## WRITTEN PROBLEM
Reproduce the data exactly and drop any pictures it holds.

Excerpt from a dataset
>> START

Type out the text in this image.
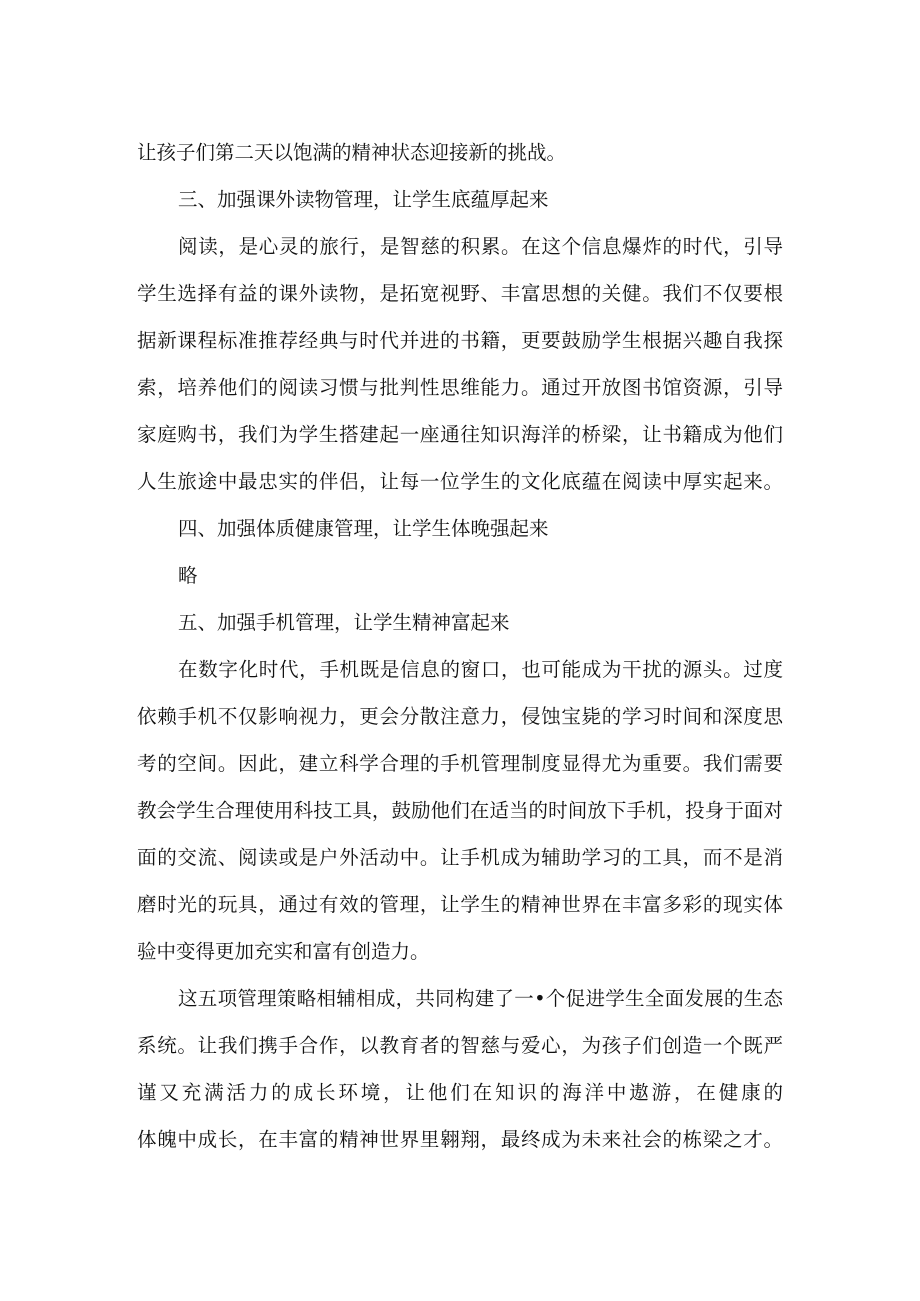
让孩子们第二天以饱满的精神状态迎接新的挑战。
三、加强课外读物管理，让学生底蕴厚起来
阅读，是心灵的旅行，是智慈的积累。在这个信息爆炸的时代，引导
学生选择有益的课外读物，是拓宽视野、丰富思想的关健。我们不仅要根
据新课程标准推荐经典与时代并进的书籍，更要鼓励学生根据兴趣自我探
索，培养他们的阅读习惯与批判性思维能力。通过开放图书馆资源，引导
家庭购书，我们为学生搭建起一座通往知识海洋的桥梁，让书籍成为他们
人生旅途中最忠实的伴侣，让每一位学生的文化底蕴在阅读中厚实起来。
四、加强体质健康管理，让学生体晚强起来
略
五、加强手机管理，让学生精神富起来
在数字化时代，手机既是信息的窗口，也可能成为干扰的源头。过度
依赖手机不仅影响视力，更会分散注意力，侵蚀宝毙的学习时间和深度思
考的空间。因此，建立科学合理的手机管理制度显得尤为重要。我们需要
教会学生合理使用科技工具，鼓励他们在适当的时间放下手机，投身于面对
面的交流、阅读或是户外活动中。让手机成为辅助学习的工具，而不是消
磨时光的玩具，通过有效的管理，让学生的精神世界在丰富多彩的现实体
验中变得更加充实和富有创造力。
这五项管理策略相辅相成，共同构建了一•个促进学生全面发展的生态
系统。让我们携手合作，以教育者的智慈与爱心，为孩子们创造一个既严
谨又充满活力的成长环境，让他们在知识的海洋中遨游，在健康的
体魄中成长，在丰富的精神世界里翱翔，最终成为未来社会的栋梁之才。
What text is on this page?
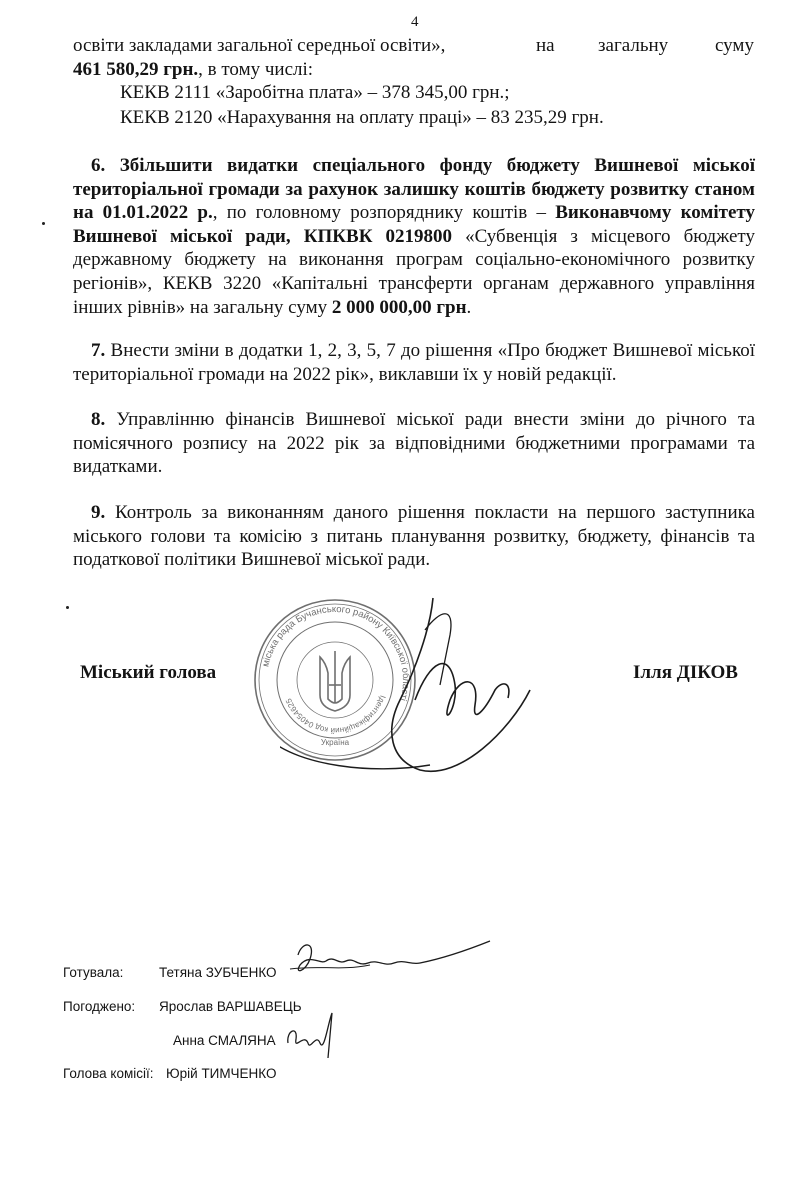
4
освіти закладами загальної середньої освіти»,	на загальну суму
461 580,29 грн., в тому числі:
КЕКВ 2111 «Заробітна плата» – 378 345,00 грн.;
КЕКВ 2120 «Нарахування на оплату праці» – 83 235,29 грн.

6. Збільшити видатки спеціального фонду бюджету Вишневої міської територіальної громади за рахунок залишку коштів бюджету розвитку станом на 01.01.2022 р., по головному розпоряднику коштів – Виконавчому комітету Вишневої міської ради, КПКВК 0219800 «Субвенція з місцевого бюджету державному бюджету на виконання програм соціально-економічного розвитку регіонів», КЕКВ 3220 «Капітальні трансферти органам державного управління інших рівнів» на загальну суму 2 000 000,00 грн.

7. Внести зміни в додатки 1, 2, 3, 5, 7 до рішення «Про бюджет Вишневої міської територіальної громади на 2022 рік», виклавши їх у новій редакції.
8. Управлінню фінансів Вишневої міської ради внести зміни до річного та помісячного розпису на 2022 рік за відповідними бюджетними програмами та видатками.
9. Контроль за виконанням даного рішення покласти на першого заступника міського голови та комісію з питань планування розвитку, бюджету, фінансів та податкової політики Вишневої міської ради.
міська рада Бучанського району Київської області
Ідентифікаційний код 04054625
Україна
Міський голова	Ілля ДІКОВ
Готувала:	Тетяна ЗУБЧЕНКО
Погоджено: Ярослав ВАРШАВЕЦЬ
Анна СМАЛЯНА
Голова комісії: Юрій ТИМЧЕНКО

>> END

## TASK RESPONSE
Type out the text in this image.
让孩子们第二天以饱满的精神状态迎接新的挑战。
三、加强课外读物管理，让学生底蕴厚起来
阅读，是心灵的旅行，是智慈的积累。在这个信息爆炸的时代，引导
学生选择有益的课外读物，是拓宽视野、丰富思想的关健。我们不仅要根
据新课程标准推荐经典与时代并进的书籍，更要鼓励学生根据兴趣自我探
索，培养他们的阅读习惯与批判性思维能力。通过开放图书馆资源，引导
家庭购书，我们为学生搭建起一座通往知识海洋的桥梁，让书籍成为他们
人生旅途中最忠实的伴侣，让每一位学生的文化底蕴在阅读中厚实起来。
四、加强体质健康管理，让学生体晚强起来
略
五、加强手机管理，让学生精神富起来
在数字化时代，手机既是信息的窗口，也可能成为干扰的源头。过度
依赖手机不仅影响视力，更会分散注意力，侵蚀宝毙的学习时间和深度思
考的空间。因此，建立科学合理的手机管理制度显得尤为重要。我们需要
教会学生合理使用科技工具，鼓励他们在适当的时间放下手机，投身于面对
面的交流、阅读或是户外活动中。让手机成为辅助学习的工具，而不是消
磨时光的玩具，通过有效的管理，让学生的精神世界在丰富多彩的现实体
验中变得更加充实和富有创造力。
这五项管理策略相辅相成，共同构建了一•个促进学生全面发展的生态
系统。让我们携手合作，以教育者的智慈与爱心，为孩子们创造一个既严
谨又充满活力的成长环境，让他们在知识的海洋中遨游，在健康的
体魄中成长，在丰富的精神世界里翱翔，最终成为未来社会的栋梁之才。
What text is on this page?
4
освіти закладами загальної середньої освіти»,	на загальну суму
461 580,29 грн., в тому числі:
КЕКВ 2111 «Заробітна плата» – 378 345,00 грн.;
КЕКВ 2120 «Нарахування на оплату праці» – 83 235,29 грн.

6. Збільшити видатки спеціального фонду бюджету Вишневої міської територіальної громади за рахунок залишку коштів бюджету розвитку станом на 01.01.2022 р., по головному розпоряднику коштів – Виконавчому комітету Вишневої міської ради, КПКВК 0219800 «Субвенція з місцевого бюджету державному бюджету на виконання програм соціально-економічного розвитку регіонів», КЕКВ 3220 «Капітальні трансферти органам державного управління інших рівнів» на загальну суму 2 000 000,00 грн.

7. Внести зміни в додатки 1, 2, 3, 5, 7 до рішення «Про бюджет Вишневої міської територіальної громади на 2022 рік», виклавши їх у новій редакції.
8. Управлінню фінансів Вишневої міської ради внести зміни до річного та помісячного розпису на 2022 рік за відповідними бюджетними програмами та видатками.
9. Контроль за виконанням даного рішення покласти на першого заступника міського голови та комісію з питань планування розвитку, бюджету, фінансів та податкової політики Вишневої міської ради.
міська рада Бучанського району Київської області
Ідентифікаційний код 04054625
Україна
Міський голова	Ілля ДІКОВ
Готувала:	Тетяна ЗУБЧЕНКО
Погоджено: Ярослав ВАРШАВЕЦЬ
Анна СМАЛЯНА
Голова комісії: Юрій ТИМЧЕНКО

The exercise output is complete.